> _Selected passage_:
◆ ◆ ◆ ◆ ◆
It would be foolish for Switzerland to buy Rafale or Typhoon as the supporting nations France, Germany, and Italy are the most likely to present a threat.
Seriously?:highly_amused::highly_amused: It’s more likely that Sweden would invade them because the world isn’t big enough for two ‘Sw’ countries.:highly_amused::highly_amused:
Not if it’s grounded because it’s too expensive to fly.
The Swiss are not poor by any standards.
well, they got there by being careful with their money, it can be assumed they are eying their Austria neighbors AF
Now Austria are going to invade Switzerland? I wasn’t aware so much hostility was around in central Europe. In that case they should definitely get the Typhoon because a Gripen won’t stand a chance against a Typhoon BVR and couldn’t catch one either, or fly as high, so Typhoons would just be flying over the top of them at Mach 2.35 and disrupting their airspace….. in fantasy world hostile Europe.
The article from 2014 clearly contradicts it.
No it doesn’t.
There’s SPECTRA for that.
Which has nowhere near as much focused X-Band power as a huge radar. And the actually point being discussed here is the extremely limited capabilities of RBE2-AA relative to other modern AESAs, so let’s not try play the ‘spectra is all-conquering’ card of garbage. This is what I don’t understand about Pierre Sprey types. On one hand they say, stealth aircraft can be detected by modern radar, then they argue that stuff like spectra can jam a stealth aircraft’s radar. Well which is it, because the required jamming power is proportional to the RCS of the jamming aircraft. So unless spectra can generate >100 times the jamming power of an APG-81 and ASQ-239 combined, without giving itself away whilst doing so, it’s pretty much screwed.
Why do I need to know it ?
◆ ◆ ◆ ◆ ◆
> _Work instructions_:
1) Transcribe the fighter jet thread from "Which has nowhere" up to and including "to know it ?".
2) In the fighter jet thread, which three nations are named as most likely to present a threat to Switzerland?
The records take no part in any of this.

> _Recorded data_:
◆ ◆ ◆ ◆ ◆
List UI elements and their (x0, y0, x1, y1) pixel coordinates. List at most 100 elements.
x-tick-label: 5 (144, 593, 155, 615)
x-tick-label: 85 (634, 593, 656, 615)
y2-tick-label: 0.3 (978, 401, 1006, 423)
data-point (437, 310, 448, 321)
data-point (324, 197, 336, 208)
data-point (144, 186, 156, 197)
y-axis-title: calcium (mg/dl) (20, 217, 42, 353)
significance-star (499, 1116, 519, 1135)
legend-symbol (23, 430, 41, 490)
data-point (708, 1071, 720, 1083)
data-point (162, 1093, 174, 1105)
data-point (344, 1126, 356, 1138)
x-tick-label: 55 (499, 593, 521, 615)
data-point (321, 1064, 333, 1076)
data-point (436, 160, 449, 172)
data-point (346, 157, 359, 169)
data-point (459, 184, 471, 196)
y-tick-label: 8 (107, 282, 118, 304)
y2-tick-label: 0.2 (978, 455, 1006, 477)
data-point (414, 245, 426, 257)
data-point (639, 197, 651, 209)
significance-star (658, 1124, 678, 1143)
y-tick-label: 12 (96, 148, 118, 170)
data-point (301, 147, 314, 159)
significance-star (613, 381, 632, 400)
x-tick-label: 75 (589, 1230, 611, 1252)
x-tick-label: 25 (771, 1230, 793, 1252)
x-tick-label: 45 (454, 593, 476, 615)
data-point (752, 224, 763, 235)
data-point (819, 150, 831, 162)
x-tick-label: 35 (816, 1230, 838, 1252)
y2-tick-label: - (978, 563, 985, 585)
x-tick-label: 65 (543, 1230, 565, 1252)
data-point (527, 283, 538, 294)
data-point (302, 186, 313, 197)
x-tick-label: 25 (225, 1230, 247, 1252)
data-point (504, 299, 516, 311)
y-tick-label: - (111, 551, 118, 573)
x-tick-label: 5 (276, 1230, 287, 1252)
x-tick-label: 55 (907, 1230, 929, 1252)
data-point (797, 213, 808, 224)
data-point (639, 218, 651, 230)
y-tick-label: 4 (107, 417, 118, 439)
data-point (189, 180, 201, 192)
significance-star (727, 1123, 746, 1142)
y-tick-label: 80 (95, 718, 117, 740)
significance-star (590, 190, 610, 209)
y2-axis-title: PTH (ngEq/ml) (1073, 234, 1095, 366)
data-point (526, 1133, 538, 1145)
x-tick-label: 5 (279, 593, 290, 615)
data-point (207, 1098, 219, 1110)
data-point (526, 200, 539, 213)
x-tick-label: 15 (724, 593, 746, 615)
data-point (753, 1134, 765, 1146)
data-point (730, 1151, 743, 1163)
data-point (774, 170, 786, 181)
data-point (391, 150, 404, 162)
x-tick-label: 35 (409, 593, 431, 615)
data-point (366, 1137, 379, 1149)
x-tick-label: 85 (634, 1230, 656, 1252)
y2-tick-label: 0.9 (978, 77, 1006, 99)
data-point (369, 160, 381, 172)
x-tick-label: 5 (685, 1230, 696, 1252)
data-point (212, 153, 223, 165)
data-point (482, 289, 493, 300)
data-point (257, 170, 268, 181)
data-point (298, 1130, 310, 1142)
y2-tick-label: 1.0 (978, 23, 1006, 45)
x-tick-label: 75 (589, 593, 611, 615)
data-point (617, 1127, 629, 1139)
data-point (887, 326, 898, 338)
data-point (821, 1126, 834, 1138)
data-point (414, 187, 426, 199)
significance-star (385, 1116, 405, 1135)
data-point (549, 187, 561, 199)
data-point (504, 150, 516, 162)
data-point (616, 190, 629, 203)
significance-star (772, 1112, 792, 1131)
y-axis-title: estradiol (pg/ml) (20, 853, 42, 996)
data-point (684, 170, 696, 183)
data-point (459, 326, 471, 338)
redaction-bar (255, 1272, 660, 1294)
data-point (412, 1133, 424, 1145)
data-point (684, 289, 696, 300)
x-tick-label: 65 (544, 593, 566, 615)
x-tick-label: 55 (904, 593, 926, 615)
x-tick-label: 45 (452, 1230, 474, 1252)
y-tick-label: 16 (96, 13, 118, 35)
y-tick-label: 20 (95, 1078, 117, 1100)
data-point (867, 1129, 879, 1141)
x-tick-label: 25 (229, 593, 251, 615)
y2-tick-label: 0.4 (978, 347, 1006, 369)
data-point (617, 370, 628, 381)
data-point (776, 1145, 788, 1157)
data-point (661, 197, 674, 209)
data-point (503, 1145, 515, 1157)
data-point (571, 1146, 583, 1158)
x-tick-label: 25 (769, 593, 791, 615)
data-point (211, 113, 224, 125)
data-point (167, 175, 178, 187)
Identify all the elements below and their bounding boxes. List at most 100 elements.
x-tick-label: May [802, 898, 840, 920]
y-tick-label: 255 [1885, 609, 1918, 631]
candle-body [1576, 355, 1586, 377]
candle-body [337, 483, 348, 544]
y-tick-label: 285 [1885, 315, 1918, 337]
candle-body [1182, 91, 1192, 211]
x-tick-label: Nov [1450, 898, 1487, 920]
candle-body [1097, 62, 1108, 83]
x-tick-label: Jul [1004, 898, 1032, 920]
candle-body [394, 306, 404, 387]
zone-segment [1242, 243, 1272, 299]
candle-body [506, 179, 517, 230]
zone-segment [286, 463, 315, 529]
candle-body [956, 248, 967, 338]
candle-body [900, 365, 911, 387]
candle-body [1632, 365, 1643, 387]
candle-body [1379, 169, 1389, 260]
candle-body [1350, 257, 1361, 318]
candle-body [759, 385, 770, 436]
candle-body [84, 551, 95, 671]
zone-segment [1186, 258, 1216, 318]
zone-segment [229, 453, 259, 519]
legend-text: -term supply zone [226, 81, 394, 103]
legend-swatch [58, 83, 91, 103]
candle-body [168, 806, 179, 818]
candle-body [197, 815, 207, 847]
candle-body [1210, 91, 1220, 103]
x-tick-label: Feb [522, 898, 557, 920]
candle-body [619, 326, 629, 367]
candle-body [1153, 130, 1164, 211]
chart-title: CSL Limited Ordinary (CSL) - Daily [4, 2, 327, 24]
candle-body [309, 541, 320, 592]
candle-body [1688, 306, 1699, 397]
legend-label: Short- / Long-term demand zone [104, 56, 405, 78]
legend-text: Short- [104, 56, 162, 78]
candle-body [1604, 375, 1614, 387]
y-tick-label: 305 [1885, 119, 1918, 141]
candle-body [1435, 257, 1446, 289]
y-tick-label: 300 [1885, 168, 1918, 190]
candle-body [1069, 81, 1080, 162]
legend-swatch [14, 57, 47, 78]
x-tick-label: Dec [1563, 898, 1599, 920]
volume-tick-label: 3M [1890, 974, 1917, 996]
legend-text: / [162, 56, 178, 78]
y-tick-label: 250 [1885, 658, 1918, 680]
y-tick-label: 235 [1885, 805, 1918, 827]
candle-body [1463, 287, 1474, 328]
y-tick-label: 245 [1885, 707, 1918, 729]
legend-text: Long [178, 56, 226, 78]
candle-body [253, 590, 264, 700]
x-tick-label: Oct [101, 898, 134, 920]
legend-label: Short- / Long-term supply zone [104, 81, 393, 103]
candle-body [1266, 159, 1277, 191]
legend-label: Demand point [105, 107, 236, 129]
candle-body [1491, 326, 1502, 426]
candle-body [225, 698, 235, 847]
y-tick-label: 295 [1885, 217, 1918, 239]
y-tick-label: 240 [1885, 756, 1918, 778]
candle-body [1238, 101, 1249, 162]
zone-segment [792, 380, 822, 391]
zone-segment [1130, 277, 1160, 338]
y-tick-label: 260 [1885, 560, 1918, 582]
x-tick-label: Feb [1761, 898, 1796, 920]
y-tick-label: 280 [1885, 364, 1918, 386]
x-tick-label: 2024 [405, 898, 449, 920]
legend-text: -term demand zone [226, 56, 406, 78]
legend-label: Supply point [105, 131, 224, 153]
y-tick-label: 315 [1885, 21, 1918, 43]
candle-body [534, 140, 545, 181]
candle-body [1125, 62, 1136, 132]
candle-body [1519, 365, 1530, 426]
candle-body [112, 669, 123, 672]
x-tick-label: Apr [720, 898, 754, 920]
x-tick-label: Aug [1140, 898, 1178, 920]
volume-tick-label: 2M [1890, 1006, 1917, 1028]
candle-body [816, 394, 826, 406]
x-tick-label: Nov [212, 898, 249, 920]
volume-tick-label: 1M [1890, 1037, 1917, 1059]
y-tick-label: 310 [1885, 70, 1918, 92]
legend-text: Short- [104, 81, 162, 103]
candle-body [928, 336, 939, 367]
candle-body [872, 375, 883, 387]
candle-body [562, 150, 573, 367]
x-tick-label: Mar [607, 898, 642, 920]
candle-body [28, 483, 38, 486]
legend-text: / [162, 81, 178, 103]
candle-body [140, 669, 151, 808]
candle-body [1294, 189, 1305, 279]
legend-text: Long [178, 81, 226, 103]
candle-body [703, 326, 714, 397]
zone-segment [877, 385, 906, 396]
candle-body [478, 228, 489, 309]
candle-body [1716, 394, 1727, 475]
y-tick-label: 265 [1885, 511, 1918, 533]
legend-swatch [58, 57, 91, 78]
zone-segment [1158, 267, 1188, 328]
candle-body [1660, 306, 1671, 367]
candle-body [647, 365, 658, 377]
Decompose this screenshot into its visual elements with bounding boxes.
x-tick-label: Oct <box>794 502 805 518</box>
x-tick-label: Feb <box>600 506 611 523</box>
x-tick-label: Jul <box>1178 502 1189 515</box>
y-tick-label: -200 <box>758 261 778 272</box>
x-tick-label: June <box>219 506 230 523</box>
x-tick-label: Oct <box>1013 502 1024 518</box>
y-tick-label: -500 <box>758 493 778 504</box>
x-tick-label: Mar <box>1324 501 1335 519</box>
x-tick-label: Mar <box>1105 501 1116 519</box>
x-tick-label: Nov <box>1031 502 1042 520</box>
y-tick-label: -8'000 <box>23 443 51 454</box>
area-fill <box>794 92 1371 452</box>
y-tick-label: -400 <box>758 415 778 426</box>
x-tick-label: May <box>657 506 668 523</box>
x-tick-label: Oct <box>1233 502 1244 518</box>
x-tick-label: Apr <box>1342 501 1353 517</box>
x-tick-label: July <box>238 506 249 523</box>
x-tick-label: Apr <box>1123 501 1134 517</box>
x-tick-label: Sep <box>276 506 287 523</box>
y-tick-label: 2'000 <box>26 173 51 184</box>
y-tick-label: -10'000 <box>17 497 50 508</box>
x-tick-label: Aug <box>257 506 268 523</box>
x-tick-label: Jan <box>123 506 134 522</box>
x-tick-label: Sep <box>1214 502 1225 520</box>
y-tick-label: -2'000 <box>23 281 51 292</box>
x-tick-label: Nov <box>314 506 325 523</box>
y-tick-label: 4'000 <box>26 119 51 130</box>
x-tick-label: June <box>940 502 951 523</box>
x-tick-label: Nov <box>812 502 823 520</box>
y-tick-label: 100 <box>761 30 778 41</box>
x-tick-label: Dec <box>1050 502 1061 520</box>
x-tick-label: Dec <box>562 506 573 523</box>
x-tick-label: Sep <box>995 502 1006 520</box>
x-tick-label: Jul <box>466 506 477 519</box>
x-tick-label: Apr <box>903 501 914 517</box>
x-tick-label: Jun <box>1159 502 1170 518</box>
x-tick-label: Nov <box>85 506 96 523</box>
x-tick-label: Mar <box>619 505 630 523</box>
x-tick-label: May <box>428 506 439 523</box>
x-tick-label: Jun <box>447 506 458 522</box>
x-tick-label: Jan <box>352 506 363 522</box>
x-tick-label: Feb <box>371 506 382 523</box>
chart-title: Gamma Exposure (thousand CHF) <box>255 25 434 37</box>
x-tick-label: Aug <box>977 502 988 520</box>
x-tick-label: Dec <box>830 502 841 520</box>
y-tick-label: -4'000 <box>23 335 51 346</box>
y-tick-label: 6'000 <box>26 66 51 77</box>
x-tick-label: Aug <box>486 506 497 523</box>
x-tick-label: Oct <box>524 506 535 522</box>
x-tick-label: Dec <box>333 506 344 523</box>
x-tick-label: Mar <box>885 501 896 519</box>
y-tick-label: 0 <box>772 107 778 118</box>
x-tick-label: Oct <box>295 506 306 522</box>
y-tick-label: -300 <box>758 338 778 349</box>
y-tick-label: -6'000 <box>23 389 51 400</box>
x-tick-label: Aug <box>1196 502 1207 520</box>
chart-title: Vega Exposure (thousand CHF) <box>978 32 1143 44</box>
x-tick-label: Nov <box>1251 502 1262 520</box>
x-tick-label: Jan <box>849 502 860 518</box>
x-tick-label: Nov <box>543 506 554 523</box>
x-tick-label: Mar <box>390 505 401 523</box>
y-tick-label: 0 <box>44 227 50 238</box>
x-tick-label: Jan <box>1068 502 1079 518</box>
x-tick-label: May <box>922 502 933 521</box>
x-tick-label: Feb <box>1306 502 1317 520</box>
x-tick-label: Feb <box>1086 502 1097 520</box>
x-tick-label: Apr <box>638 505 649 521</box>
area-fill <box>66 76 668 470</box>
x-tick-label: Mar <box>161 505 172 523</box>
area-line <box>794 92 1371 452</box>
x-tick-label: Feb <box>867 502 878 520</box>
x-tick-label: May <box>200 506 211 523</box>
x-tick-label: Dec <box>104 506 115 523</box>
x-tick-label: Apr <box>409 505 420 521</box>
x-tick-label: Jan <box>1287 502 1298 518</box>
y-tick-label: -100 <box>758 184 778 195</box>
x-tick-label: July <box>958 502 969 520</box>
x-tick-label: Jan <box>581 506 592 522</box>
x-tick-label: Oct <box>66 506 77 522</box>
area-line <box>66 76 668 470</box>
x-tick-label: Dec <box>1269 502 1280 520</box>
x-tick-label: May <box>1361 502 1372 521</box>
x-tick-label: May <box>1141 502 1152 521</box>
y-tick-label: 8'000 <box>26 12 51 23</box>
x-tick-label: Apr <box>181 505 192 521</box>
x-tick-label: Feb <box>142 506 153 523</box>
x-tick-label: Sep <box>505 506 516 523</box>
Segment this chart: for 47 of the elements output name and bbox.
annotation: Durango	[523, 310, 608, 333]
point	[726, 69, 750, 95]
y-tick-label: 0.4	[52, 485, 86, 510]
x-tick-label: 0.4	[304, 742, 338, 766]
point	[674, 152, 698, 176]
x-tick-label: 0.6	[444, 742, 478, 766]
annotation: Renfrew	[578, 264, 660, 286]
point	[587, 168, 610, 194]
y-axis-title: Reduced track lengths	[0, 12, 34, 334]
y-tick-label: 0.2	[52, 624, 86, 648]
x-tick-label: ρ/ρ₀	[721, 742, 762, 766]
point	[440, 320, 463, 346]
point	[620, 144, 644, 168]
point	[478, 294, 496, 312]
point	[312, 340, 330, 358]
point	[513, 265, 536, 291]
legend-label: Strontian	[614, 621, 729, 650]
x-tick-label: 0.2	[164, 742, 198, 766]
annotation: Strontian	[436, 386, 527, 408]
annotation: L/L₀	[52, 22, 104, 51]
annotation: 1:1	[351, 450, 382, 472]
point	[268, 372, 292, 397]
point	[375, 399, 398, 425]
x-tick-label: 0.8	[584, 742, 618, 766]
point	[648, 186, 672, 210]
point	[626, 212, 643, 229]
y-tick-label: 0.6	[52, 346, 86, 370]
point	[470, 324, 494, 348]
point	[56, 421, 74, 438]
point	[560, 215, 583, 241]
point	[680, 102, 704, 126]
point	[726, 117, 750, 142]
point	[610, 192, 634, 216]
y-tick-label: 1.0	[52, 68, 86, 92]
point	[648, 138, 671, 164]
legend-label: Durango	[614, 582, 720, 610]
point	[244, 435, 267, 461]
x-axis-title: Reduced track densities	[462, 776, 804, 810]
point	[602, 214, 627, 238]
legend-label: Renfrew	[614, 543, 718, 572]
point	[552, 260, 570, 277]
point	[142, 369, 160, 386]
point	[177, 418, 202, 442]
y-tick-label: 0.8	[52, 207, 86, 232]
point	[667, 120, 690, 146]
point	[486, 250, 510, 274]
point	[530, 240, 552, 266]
◆ ◆ ◆ ◆ ◆
> _Solutions per task_:
1)
Which has nowhere near as much focused X-Band power as a huge radar. And the actually point being discussed here is the extremely limited capabilities of RBE2-AA relative to other modern AESAs, so let’s not try play the ‘spectra is all-conquering’ card of garbage. This is what I don’t understand about Pierre Sprey types. On one hand they say, stealth aircraft can be detected by modern radar, then they argue that stuff like spectra can jam a stealth aircraft’s radar. Well which is it, because the required jamming power is proportional to the RCS of the jamming aircraft. So unless spectra can generate >100 times the jamming power of an APG-81 and ASQ-239 combined, without giving itself away whilst doing so, it’s pretty much screwed.
Why do I need to know it ?

2) France, Germany, and Italy.